Exercise directions:
Please recast the items from the line with "List every element" to the line with "433, 668, 446]" as a two-column CSV with the columns input and output. Give one row per item, with its text and its answer each in a single quoted field, line breaks turned into spaces, and the pictures left out.

Supplied entries:
====
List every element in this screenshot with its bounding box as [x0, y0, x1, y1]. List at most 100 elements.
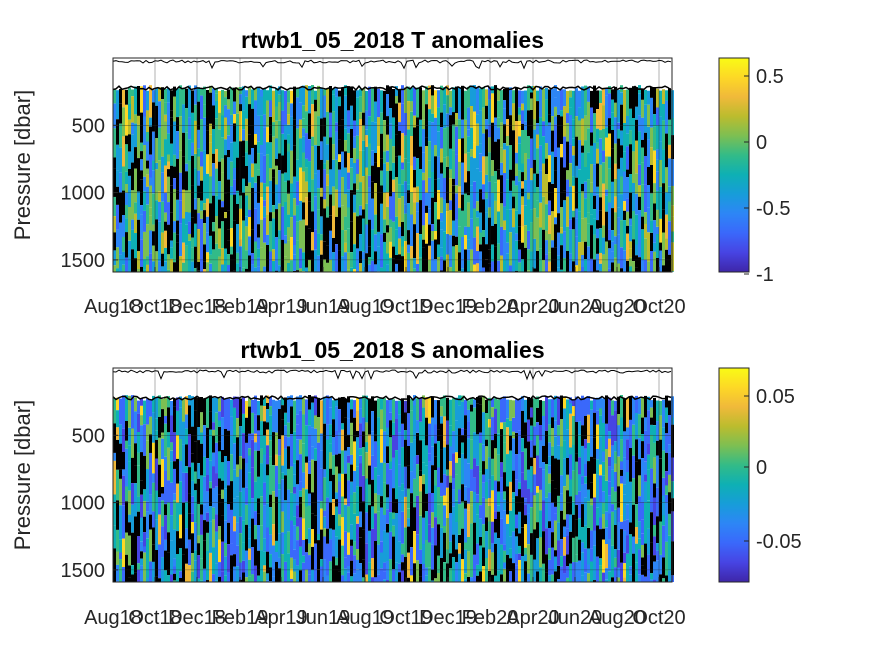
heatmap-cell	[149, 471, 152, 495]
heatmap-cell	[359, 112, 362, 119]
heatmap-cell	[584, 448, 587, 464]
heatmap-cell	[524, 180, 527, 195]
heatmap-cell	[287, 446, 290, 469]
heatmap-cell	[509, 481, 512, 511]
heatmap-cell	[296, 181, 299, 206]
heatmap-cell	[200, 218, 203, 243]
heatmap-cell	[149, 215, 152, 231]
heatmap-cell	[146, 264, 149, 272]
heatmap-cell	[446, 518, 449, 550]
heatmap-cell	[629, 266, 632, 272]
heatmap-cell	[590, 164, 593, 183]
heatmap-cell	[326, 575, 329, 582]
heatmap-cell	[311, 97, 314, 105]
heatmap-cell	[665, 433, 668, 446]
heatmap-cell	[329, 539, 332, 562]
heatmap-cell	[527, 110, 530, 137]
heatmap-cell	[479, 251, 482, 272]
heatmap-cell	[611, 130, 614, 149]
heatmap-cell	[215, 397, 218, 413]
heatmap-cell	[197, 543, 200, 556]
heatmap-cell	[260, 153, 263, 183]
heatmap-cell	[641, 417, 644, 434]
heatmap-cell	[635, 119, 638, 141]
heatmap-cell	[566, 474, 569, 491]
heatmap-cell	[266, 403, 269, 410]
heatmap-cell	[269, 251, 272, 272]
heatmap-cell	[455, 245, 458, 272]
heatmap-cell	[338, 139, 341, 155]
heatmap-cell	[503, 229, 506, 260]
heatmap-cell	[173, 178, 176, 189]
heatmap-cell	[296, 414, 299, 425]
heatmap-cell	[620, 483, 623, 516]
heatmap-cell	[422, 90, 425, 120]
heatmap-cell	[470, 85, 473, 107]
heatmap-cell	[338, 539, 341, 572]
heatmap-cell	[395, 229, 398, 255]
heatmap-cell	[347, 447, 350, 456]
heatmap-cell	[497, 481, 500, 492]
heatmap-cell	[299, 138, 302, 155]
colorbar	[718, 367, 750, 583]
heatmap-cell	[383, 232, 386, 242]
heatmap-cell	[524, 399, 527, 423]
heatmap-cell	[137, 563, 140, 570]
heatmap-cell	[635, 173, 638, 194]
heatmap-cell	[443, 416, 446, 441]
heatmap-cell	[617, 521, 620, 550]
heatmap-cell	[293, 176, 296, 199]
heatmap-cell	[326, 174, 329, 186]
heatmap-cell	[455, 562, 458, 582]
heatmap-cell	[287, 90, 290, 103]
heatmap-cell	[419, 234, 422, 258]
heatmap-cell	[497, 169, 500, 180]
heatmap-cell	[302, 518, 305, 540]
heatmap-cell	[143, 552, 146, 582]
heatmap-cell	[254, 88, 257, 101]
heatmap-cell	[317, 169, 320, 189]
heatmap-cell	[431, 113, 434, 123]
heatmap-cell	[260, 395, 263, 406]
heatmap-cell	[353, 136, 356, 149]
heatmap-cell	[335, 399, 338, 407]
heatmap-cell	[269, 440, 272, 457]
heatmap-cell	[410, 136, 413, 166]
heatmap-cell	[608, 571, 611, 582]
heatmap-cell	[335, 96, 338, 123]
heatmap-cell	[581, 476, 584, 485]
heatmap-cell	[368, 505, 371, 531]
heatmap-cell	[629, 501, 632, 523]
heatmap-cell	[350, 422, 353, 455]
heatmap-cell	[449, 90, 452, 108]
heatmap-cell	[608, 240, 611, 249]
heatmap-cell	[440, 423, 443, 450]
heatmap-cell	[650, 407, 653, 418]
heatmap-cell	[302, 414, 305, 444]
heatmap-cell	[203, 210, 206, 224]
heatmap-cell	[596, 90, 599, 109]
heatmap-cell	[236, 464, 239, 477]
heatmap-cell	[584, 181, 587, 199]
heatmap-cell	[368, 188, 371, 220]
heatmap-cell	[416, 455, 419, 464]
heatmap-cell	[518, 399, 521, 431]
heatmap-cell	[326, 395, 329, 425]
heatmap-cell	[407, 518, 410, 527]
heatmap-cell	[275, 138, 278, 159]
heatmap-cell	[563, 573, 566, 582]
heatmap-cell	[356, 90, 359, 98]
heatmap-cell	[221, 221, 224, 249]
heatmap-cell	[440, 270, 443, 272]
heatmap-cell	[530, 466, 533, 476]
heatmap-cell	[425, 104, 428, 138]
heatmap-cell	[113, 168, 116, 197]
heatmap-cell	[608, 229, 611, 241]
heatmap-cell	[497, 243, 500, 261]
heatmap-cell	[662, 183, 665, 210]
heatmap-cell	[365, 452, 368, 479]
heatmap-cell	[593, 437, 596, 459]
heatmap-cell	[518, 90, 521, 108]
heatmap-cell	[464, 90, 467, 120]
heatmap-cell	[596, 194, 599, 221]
====
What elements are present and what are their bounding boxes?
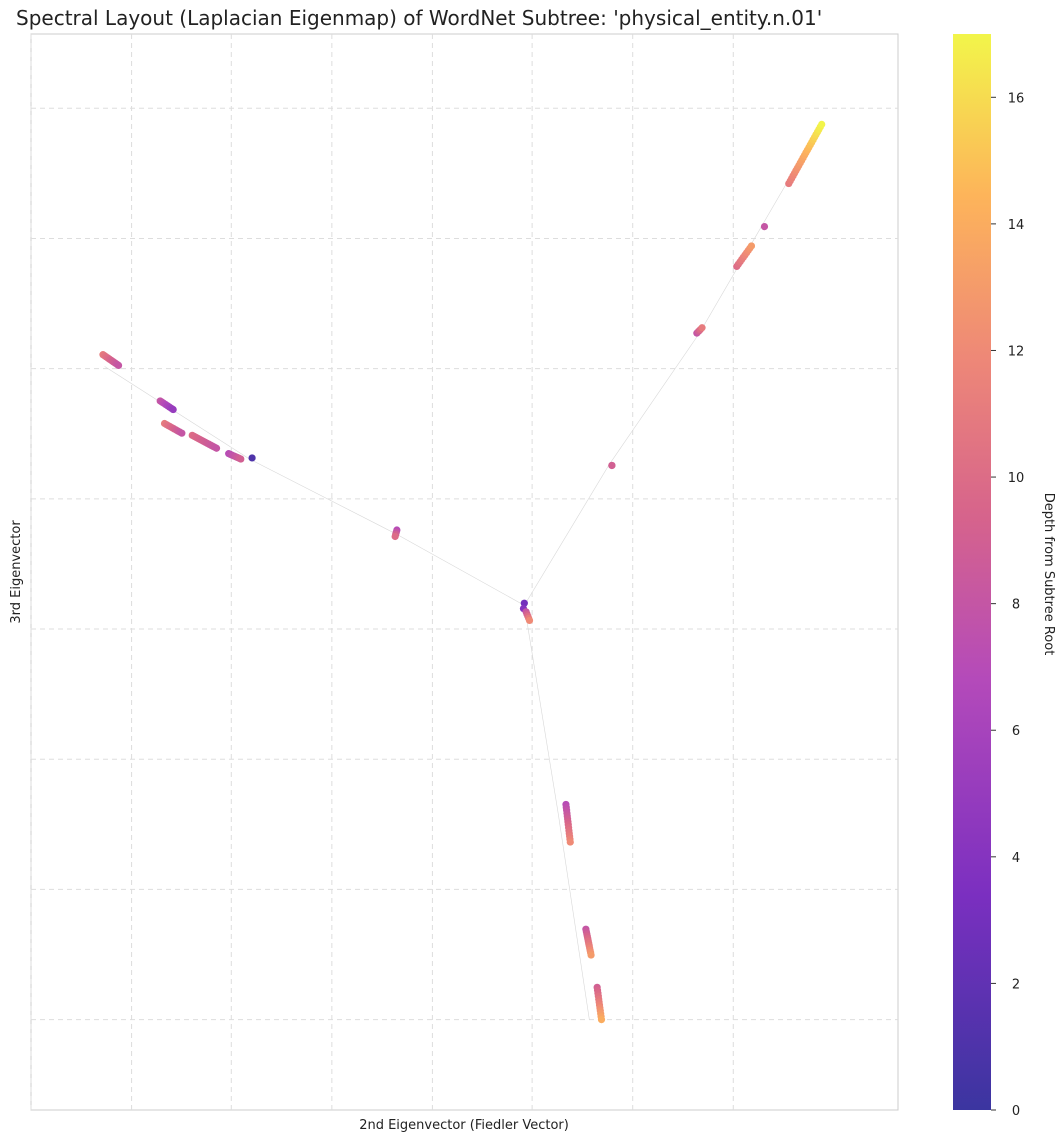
====
Answer for the task:
input,output
"List every element in this screenshot with its bounding box as [x0, y0, x1, y1]. List at most 100 elements.","heatmap-cell	[149, 471, 152, 495] heatmap-cell	[359, 112, 362, 119] heatmap-cell	[584, 448, 587, 464] heatmap-cell	[524, 180, 527, 195] heatmap-cell	[287, 446, 290, 469] heatmap-cell	[509, 481, 512, 511] heatmap-cell	[296, 181, 299, 206] heatmap-cell	[200, 218, 203, 243] heatmap-cell	[149, 215, 152, 231] heatmap-cell	[146, 264, 149, 272] heatmap-cell	[446, 518, 449, 550] heatmap-cell	[629, 266, 632, 272] heatmap-cell	[590, 164, 593, 183] heatmap-cell	[326, 575, 329, 582] heatmap-cell	[311, 97, 314, 105] heatmap-cell	[665, 433, 668, 446]"